- **SHORT EXERCISE**
Copy the listing word for word from its first line through the line holding "x-tick-label: Forêts Secondaires ]30;", including both of those lines.

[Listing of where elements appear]
>> BEGIN

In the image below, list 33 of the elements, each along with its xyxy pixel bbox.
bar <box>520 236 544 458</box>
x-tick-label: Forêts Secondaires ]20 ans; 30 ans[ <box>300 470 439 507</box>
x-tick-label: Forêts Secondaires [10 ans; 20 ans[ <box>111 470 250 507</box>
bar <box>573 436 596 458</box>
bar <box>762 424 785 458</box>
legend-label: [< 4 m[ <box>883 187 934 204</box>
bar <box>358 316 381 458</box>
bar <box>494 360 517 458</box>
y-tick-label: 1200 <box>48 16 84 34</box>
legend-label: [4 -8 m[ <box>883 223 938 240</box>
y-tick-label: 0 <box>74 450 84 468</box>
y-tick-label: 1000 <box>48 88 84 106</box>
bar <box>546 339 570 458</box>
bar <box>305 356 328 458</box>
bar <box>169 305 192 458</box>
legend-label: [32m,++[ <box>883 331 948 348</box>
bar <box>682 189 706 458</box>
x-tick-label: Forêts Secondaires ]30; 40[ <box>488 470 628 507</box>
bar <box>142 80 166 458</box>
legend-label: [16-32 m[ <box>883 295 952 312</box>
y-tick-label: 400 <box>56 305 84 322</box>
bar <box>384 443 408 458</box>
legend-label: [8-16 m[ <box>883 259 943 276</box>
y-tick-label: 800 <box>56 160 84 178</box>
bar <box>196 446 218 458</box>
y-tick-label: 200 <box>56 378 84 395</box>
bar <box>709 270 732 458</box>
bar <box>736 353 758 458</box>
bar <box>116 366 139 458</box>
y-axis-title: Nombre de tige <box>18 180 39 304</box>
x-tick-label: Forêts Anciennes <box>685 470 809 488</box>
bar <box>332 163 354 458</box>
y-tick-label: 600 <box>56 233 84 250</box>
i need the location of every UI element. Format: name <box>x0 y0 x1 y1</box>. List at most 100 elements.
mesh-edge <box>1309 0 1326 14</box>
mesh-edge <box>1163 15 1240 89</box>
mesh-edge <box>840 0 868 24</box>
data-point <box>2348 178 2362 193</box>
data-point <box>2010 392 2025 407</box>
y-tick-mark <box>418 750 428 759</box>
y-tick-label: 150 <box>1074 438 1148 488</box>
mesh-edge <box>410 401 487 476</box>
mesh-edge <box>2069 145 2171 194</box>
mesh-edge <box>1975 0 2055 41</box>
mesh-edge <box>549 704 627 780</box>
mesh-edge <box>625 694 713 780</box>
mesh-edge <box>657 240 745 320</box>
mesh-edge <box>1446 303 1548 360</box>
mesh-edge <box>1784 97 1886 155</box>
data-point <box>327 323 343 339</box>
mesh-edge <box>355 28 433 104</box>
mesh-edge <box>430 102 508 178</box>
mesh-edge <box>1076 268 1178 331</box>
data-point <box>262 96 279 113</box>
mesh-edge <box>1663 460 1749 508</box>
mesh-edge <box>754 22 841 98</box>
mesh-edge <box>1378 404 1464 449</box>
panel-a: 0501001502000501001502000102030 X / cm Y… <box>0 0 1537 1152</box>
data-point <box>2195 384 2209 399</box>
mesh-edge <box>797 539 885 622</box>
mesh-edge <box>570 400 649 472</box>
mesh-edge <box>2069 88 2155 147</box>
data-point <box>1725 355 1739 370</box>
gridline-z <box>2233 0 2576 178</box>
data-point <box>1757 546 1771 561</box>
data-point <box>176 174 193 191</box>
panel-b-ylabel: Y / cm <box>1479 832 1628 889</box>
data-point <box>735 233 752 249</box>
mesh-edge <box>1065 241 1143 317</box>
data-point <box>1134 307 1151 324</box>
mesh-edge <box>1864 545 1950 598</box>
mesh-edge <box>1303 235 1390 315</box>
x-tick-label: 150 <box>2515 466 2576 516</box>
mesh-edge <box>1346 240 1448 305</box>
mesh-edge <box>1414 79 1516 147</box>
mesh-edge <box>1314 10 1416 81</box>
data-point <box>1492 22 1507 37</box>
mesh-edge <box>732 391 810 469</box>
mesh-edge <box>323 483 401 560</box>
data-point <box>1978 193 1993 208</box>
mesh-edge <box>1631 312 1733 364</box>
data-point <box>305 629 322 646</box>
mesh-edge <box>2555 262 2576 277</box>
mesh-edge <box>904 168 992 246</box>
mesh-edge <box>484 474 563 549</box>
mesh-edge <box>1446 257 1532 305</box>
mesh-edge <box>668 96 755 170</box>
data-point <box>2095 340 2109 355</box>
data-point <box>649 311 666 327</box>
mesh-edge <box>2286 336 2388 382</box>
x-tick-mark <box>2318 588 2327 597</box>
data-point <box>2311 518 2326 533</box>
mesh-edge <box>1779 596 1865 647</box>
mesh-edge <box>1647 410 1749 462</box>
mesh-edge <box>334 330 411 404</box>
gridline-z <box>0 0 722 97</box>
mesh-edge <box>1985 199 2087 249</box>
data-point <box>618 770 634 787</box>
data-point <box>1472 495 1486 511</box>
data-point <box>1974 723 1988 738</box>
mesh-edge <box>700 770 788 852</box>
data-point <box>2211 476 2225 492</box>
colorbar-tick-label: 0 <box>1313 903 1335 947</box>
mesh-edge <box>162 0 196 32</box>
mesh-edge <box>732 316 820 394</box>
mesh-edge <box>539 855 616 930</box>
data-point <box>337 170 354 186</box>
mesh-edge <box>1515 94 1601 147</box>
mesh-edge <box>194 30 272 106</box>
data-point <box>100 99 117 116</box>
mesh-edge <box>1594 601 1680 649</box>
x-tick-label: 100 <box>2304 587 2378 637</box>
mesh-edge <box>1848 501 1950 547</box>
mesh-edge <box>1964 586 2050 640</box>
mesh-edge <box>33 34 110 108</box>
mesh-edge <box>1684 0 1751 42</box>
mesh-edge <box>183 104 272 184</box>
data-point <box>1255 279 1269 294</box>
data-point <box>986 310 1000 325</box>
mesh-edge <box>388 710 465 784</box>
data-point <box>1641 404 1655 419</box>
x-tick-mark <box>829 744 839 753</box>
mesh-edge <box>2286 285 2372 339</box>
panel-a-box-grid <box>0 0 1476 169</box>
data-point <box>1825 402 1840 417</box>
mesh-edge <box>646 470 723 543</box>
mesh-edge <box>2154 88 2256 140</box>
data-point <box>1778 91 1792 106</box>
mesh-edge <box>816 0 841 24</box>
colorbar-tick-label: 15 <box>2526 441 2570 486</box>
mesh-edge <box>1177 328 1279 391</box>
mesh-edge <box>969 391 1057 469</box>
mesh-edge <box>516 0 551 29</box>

>> END

- **THE RESPONSE**
In the image below, list 33 of the elements, each along with its xyxy pixel bbox.
bar <box>520 236 544 458</box>
x-tick-label: Forêts Secondaires ]20 ans; 30 ans[ <box>300 470 439 507</box>
x-tick-label: Forêts Secondaires [10 ans; 20 ans[ <box>111 470 250 507</box>
bar <box>573 436 596 458</box>
bar <box>762 424 785 458</box>
legend-label: [< 4 m[ <box>883 187 934 204</box>
bar <box>358 316 381 458</box>
bar <box>494 360 517 458</box>
y-tick-label: 1200 <box>48 16 84 34</box>
legend-label: [4 -8 m[ <box>883 223 938 240</box>
y-tick-label: 0 <box>74 450 84 468</box>
y-tick-label: 1000 <box>48 88 84 106</box>
bar <box>546 339 570 458</box>
bar <box>305 356 328 458</box>
bar <box>169 305 192 458</box>
legend-label: [32m,++[ <box>883 331 948 348</box>
bar <box>682 189 706 458</box>
x-tick-label: Forêts Secondaires ]30; 40[ <box>488 470 628 507</box>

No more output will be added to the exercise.